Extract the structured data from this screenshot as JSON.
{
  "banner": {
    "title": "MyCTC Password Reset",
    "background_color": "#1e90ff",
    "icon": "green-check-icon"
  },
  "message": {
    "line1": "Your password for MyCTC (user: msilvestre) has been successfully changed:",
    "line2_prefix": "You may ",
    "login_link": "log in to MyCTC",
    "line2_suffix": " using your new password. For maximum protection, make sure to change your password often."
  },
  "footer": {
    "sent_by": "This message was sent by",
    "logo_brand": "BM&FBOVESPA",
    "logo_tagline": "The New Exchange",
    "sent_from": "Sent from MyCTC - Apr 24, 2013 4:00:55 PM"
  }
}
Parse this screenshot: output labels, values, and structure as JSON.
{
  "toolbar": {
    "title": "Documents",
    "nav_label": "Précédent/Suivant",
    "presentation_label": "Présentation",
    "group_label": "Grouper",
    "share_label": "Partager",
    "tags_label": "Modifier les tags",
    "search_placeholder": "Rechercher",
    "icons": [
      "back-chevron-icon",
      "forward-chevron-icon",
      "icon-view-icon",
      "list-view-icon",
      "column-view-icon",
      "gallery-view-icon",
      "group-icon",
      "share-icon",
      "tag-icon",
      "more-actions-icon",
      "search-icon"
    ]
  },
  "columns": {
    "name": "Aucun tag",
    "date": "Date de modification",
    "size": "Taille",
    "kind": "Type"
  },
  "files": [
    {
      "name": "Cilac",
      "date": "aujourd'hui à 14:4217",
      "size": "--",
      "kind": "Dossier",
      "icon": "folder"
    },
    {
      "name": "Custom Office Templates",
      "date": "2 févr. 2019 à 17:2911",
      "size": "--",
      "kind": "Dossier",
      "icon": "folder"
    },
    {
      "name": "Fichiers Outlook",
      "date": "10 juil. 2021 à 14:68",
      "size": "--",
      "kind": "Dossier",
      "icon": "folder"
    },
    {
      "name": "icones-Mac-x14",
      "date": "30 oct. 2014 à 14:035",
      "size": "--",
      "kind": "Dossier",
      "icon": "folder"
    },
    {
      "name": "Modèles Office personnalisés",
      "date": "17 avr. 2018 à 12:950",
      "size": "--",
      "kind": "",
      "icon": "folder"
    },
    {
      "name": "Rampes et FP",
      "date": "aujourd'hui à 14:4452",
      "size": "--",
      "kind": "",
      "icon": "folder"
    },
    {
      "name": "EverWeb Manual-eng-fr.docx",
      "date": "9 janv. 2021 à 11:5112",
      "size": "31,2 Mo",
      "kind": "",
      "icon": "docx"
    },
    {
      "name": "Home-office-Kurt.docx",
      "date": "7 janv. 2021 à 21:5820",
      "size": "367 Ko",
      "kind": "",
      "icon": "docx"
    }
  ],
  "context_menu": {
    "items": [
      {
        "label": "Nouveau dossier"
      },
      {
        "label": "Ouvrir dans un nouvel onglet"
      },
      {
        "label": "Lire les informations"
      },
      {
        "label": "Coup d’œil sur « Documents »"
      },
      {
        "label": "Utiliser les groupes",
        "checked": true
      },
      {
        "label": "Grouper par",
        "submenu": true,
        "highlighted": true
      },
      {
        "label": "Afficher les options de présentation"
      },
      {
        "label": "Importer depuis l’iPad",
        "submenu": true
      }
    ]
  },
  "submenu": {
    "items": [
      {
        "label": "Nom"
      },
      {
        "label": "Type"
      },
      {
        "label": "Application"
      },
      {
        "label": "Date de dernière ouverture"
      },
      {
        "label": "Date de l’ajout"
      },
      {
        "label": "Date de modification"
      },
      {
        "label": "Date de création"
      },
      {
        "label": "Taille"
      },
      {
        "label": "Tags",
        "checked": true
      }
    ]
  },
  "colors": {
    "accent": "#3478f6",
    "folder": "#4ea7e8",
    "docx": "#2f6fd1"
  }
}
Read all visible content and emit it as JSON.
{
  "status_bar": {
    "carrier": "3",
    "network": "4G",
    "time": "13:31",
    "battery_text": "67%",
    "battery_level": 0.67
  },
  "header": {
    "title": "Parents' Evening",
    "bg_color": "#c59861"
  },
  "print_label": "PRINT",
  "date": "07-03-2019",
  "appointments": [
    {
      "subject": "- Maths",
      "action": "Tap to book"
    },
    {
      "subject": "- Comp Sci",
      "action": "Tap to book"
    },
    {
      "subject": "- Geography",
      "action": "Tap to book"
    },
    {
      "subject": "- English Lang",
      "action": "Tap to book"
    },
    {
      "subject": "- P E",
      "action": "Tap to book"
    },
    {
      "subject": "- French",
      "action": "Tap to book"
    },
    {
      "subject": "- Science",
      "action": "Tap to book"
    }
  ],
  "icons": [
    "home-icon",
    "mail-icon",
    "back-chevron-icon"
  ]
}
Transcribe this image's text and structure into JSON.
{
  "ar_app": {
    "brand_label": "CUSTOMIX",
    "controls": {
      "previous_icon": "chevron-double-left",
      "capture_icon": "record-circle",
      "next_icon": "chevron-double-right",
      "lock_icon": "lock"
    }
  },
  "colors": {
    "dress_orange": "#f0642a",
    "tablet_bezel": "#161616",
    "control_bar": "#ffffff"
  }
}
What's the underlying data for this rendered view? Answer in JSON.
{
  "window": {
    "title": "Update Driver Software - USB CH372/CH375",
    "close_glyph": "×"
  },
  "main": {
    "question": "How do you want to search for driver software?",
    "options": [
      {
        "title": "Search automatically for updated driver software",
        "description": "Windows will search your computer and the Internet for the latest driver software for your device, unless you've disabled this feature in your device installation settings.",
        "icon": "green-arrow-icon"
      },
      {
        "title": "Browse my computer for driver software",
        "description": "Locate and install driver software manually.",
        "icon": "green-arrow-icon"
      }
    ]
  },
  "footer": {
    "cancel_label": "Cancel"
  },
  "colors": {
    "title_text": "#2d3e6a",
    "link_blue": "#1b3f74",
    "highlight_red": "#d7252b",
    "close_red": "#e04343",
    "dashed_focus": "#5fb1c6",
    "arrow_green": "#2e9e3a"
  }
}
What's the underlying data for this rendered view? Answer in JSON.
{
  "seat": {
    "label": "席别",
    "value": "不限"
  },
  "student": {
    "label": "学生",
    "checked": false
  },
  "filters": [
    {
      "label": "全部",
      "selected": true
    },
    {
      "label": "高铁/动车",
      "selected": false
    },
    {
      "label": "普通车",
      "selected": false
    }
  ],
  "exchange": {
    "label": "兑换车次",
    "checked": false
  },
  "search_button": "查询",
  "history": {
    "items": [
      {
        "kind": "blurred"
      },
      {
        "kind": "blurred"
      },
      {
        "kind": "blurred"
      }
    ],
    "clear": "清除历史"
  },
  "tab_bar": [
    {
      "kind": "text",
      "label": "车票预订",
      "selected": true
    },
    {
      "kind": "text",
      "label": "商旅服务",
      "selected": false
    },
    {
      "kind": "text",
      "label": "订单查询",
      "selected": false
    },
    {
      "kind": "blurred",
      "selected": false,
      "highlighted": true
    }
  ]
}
■ ■ ■ ■ ■
• _EXERCISE BRIEF_
Some lines of the data may hold the word "message". Say how many do, with nothing else.

• _WRITTEN ANSWER_
2